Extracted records
################

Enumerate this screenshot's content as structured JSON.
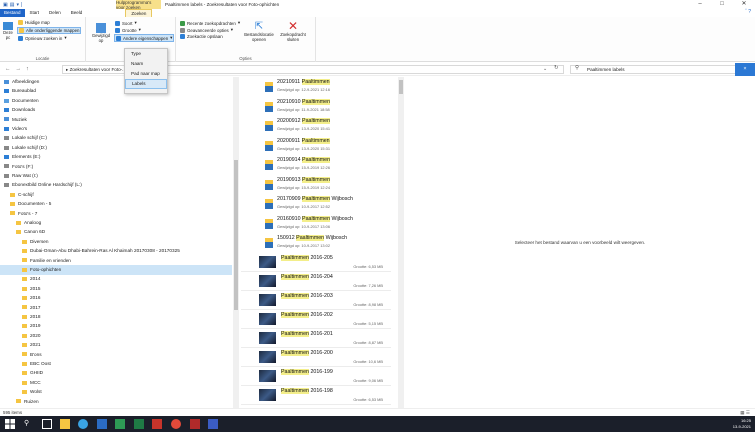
{
  "window": {
    "contextual_tab_header": "Hulpprogramma's voor zoeken",
    "title": "Paaltimmen labels - Zoekresultaten voor Foto-ophichten"
  },
  "tabs": [
    {
      "label": "Bestand"
    },
    {
      "label": "Start"
    },
    {
      "label": "Delen"
    },
    {
      "label": "Beeld"
    },
    {
      "label": "Zoeken"
    }
  ],
  "ribbon": {
    "locatie": {
      "label": "Locatie",
      "deze_pc": "Deze pc",
      "huidige_map": "Huidige map",
      "alle_submappen": "Alle onderliggende mappen",
      "opnieuw_zoeken": "Opnieuw zoeken in"
    },
    "verfijnen": {
      "gewijzigd_op": "Gewijzigd op",
      "soort": "Soort",
      "grootte": "Grootte",
      "andere_eigenschappen": "Andere eigenschappen"
    },
    "opties": {
      "label": "Opties",
      "recente_zoekopdrachten": "Recente zoekopdrachten",
      "geavanceerde_opties": "Geavanceerde opties",
      "zoekactie_opslaan": "Zoekactie opslaan",
      "bestandslocatie_openen": "Bestandslocatie openen",
      "zoekopdracht_sluiten": "Zoekopdracht sluiten"
    }
  },
  "dropdown": {
    "items": [
      {
        "label": "Type"
      },
      {
        "label": "Naam"
      },
      {
        "label": "Pad naar map"
      },
      {
        "label": "Labels"
      }
    ]
  },
  "address": {
    "path": "▸  Zoekresultaten voor Foto-...",
    "search_query": "Paaltimmen labels",
    "back_icon": "←",
    "forward_icon": "→",
    "up_icon": "↑",
    "dropdown_icon": "⌄",
    "refresh_icon": "↻",
    "search_icon": "⚲",
    "clear_icon": "×"
  },
  "navpane": {
    "items": [
      {
        "label": "Afbeeldingen",
        "level": 0
      },
      {
        "label": "Bureaublad",
        "level": 0
      },
      {
        "label": "Documenten",
        "level": 0
      },
      {
        "label": "Downloads",
        "level": 0
      },
      {
        "label": "Muziek",
        "level": 0
      },
      {
        "label": "Video's",
        "level": 0
      },
      {
        "label": "Lokale schijf (C:)",
        "level": 0
      },
      {
        "label": "Lokale schijf (D:)",
        "level": 0
      },
      {
        "label": "Elements (E:)",
        "level": 0
      },
      {
        "label": "Foto's (F:)",
        "level": 0
      },
      {
        "label": "Raw Wat (I:)",
        "level": 0
      },
      {
        "label": "Ebonextbild Online Hardschijf (L:)",
        "level": 0
      },
      {
        "label": "C-schijf",
        "level": 1
      },
      {
        "label": "Documenten - 5",
        "level": 1
      },
      {
        "label": "Foto's - 7",
        "level": 1
      },
      {
        "label": "Analoog",
        "level": 2
      },
      {
        "label": "Canon 6D",
        "level": 2
      },
      {
        "label": "Diversen",
        "level": 3
      },
      {
        "label": "Dubai-Oman-Abu Dhabi-Bahrein-Ras Al Khaimah 20170308 - 20170325",
        "level": 3
      },
      {
        "label": "Familie en vrienden",
        "level": 3
      },
      {
        "label": "Foto-ophichten",
        "level": 3,
        "selected": true
      },
      {
        "label": "2014",
        "level": 3
      },
      {
        "label": "2015",
        "level": 3
      },
      {
        "label": "2016",
        "level": 3
      },
      {
        "label": "2017",
        "level": 3
      },
      {
        "label": "2018",
        "level": 3
      },
      {
        "label": "2019",
        "level": 3
      },
      {
        "label": "2020",
        "level": 3
      },
      {
        "label": "2021",
        "level": 3
      },
      {
        "label": "B'ons",
        "level": 3
      },
      {
        "label": "EBC Oost",
        "level": 3
      },
      {
        "label": "GHIID",
        "level": 3
      },
      {
        "label": "MCC",
        "level": 3
      },
      {
        "label": "Wolst",
        "level": 3
      },
      {
        "label": "Ruizen",
        "level": 2
      }
    ]
  },
  "results": {
    "items": [
      {
        "name_pre": "20210911 ",
        "name_hl": "Paaltimmen",
        "name_post": "",
        "meta": "Gewijzigd op: 12-9-2021 12:16",
        "size": ""
      },
      {
        "name_pre": "20210910 ",
        "name_hl": "Paaltimmen",
        "name_post": "",
        "meta": "Gewijzigd op: 11-9-2021 18:58",
        "size": ""
      },
      {
        "name_pre": "20200912 ",
        "name_hl": "Paaltimmen",
        "name_post": "",
        "meta": "Gewijzigd op: 13-9-2020 15:41",
        "size": ""
      },
      {
        "name_pre": "20200911 ",
        "name_hl": "Paaltimmen",
        "name_post": "",
        "meta": "Gewijzigd op: 13-9-2020 15:31",
        "size": ""
      },
      {
        "name_pre": "20190914 ",
        "name_hl": "Paaltimmen",
        "name_post": "",
        "meta": "Gewijzigd op: 15-9-2019 12:26",
        "size": ""
      },
      {
        "name_pre": "20190913 ",
        "name_hl": "Paaltimmen",
        "name_post": "",
        "meta": "Gewijzigd op: 15-9-2019 12:24",
        "size": ""
      },
      {
        "name_pre": "20170909 ",
        "name_hl": "Paaltimmen",
        "name_post": " Wijbosch",
        "meta": "Gewijzigd op: 10-9-2017 12:52",
        "size": ""
      },
      {
        "name_pre": "20160910 ",
        "name_hl": "Paaltimmen",
        "name_post": " Wijbosch",
        "meta": "Gewijzigd op: 10-9-2017 13:06",
        "size": ""
      },
      {
        "name_pre": "150912 ",
        "name_hl": "Paaltimmen",
        "name_post": " Wijbosch",
        "meta": "Gewijzigd op: 10-9-2017 13:02",
        "size": ""
      },
      {
        "name_pre": "",
        "name_hl": "Paaltimmen",
        "name_post": " 2016-205",
        "meta": "",
        "size": "Grootte: 6,53 MB"
      },
      {
        "name_pre": "",
        "name_hl": "Paaltimmen",
        "name_post": " 2016-204",
        "meta": "",
        "size": "Grootte: 7,26 MB"
      },
      {
        "name_pre": "",
        "name_hl": "Paaltimmen",
        "name_post": " 2016-203",
        "meta": "",
        "size": "Grootte: 8,98 MB"
      },
      {
        "name_pre": "",
        "name_hl": "Paaltimmen",
        "name_post": " 2016-202",
        "meta": "",
        "size": "Grootte: 5,15 MB"
      },
      {
        "name_pre": "",
        "name_hl": "Paaltimmen",
        "name_post": " 2016-201",
        "meta": "",
        "size": "Grootte: 8,87 MB"
      },
      {
        "name_pre": "",
        "name_hl": "Paaltimmen",
        "name_post": " 2016-200",
        "meta": "",
        "size": "Grootte: 10,6 MB"
      },
      {
        "name_pre": "",
        "name_hl": "Paaltimmen",
        "name_post": " 2016-199",
        "meta": "",
        "size": "Grootte: 9,06 MB"
      },
      {
        "name_pre": "",
        "name_hl": "Paaltimmen",
        "name_post": " 2016-198",
        "meta": "",
        "size": "Grootte: 6,53 MB"
      }
    ]
  },
  "preview": {
    "message": "Selecteer het bestand waarvan u een voorbeeld wilt weergeven."
  },
  "status": {
    "count": "595 items"
  },
  "taskbar": {
    "time": "16:25",
    "date": "13-9-2021"
  },
  "colors": {
    "accent": "#1e64c8",
    "highlight": "#f3ee8a",
    "selection": "#cce4f7",
    "taskbar": "#1b1f2a"
  }
}
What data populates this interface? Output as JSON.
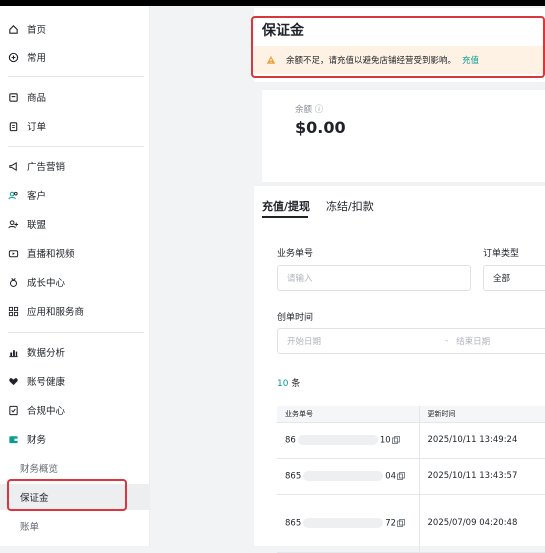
{
  "sidebar": {
    "items": [
      {
        "label": "首页",
        "icon": "home-icon"
      },
      {
        "label": "常用",
        "icon": "plus-circle-icon"
      },
      {
        "label": "商品",
        "icon": "box-icon"
      },
      {
        "label": "订单",
        "icon": "clipboard-icon"
      },
      {
        "label": "广告营销",
        "icon": "megaphone-icon"
      },
      {
        "label": "客户",
        "icon": "users-icon"
      },
      {
        "label": "联盟",
        "icon": "user-plus-icon"
      },
      {
        "label": "直播和视频",
        "icon": "video-icon"
      },
      {
        "label": "成长中心",
        "icon": "medal-icon"
      },
      {
        "label": "应用和服务商",
        "icon": "apps-icon"
      },
      {
        "label": "数据分析",
        "icon": "chart-icon"
      },
      {
        "label": "账号健康",
        "icon": "heart-icon"
      },
      {
        "label": "合规中心",
        "icon": "document-check-icon"
      },
      {
        "label": "财务",
        "icon": "wallet-icon"
      }
    ],
    "finance_sub": [
      "财务概览",
      "保证金",
      "账单"
    ]
  },
  "page": {
    "title": "保证金",
    "alert_text": "余额不足，请充值以避免店铺经营受到影响。",
    "alert_link": "充值",
    "balance_label": "余额 ⓘ",
    "balance_value": "$0.00"
  },
  "tabs": [
    "充值/提现",
    "冻结/扣款"
  ],
  "filters": {
    "order_no_label": "业务单号",
    "order_no_placeholder": "请输入",
    "order_type_label": "订单类型",
    "order_type_value": "全部",
    "created_time_label": "创单时间",
    "start_placeholder": "开始日期",
    "separator": "-",
    "end_placeholder": "结束日期"
  },
  "results": {
    "count": "10",
    "unit": "条"
  },
  "table": {
    "headers": [
      "业务单号",
      "更新时间"
    ],
    "rows": [
      {
        "order_prefix": "86",
        "order_suffix": "10",
        "updated": "2025/10/11 13:49:24"
      },
      {
        "order_prefix": "865",
        "order_suffix": "04",
        "updated": "2025/10/11 13:43:57"
      },
      {
        "order_prefix": "865",
        "order_suffix": "72",
        "updated": "2025/07/09 04:20:48"
      }
    ]
  },
  "colors": {
    "accent": "#0a9d8f",
    "warning": "#e8a33d",
    "highlight": "#d9363e"
  }
}
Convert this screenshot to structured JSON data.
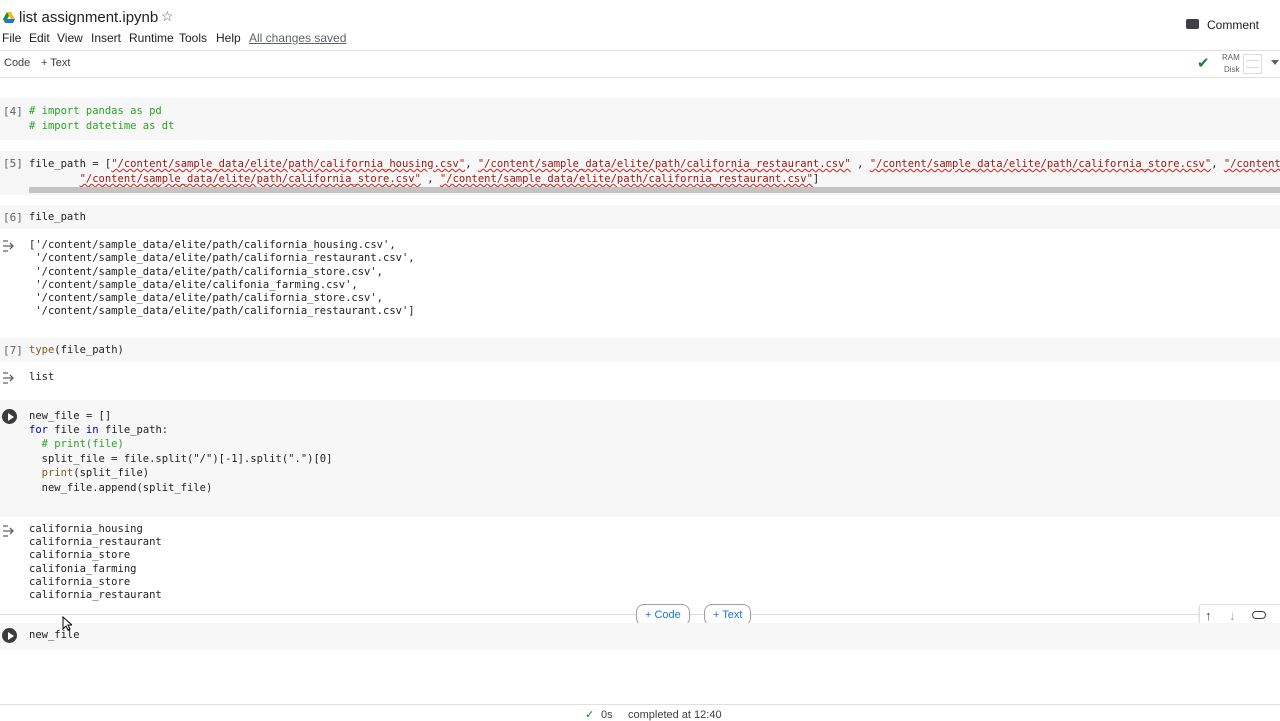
{
  "header": {
    "title": "list assignment.ipynb",
    "comment_label": "Comment",
    "menu": [
      "File",
      "Edit",
      "View",
      "Insert",
      "Runtime",
      "Tools",
      "Help"
    ],
    "saved_status": "All changes saved"
  },
  "toolbar": {
    "code_label": "Code",
    "text_label": "+ Text",
    "ram_label": "RAM",
    "disk_label": "Disk"
  },
  "cells": {
    "c4": {
      "exec": "[4]",
      "lines": [
        "# import pandas as pd",
        "# import datetime as dt"
      ]
    },
    "c5": {
      "exec": "[5]",
      "prefix": "file_path = [",
      "s1": "\"/content/sample_data/elite/path/california_housing.csv\"",
      "s2": "\"/content/sample_data/elite/path/california_restaurant.csv\"",
      "s3": "\"/content/sample_data/elite/path/california_store.csv\"",
      "s4": "\"/content/sample_data/eli",
      "s5": "\"/content/sample_data/elite/path/california_store.csv\"",
      "s6": "\"/content/sample_data/elite/path/california_restaurant.csv\"",
      "close": "]"
    },
    "c6": {
      "exec": "[6]",
      "code": "file_path",
      "output": [
        "['/content/sample_data/elite/path/california_housing.csv',",
        " '/content/sample_data/elite/path/california_restaurant.csv',",
        " '/content/sample_data/elite/path/california_store.csv',",
        " '/content/sample_data/elite/califonia_farming.csv',",
        " '/content/sample_data/elite/path/california_store.csv',",
        " '/content/sample_data/elite/path/california_restaurant.csv']"
      ]
    },
    "c7": {
      "exec": "[7]",
      "func": "type",
      "arg": "(file_path)",
      "output": "list"
    },
    "c8": {
      "l1": "new_file = []",
      "l2_kw": "for",
      "l2_a": " file ",
      "l2_in": "in",
      "l2_b": " file_path:",
      "l3": "  # print(file)",
      "l4": "  split_file = file.split(\"/\")[-1].split(\".\")[0]",
      "l5_fn": "  print",
      "l5_rest": "(split_file)",
      "l6": "  new_file.append(split_file)",
      "output": [
        "california_housing",
        "california_restaurant",
        "california_store",
        "califonia_farming",
        "california_store",
        "california_restaurant"
      ]
    },
    "c9": {
      "code": "new_file"
    }
  },
  "add_bar": {
    "code_label": "+ Code",
    "text_label": "+ Text"
  },
  "status_bar": {
    "check": "✓",
    "time": "0s",
    "completed": "completed at 12:40"
  },
  "colors": {
    "keyword": "#0000cc",
    "comment": "#28a428",
    "string": "#a31515",
    "accent": "#1a73e8",
    "check_green": "#188038"
  }
}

################

What is expected — Considering only the records above, state the number of lines that include the word "screenshot", with nothing added.

Finished exercise — 2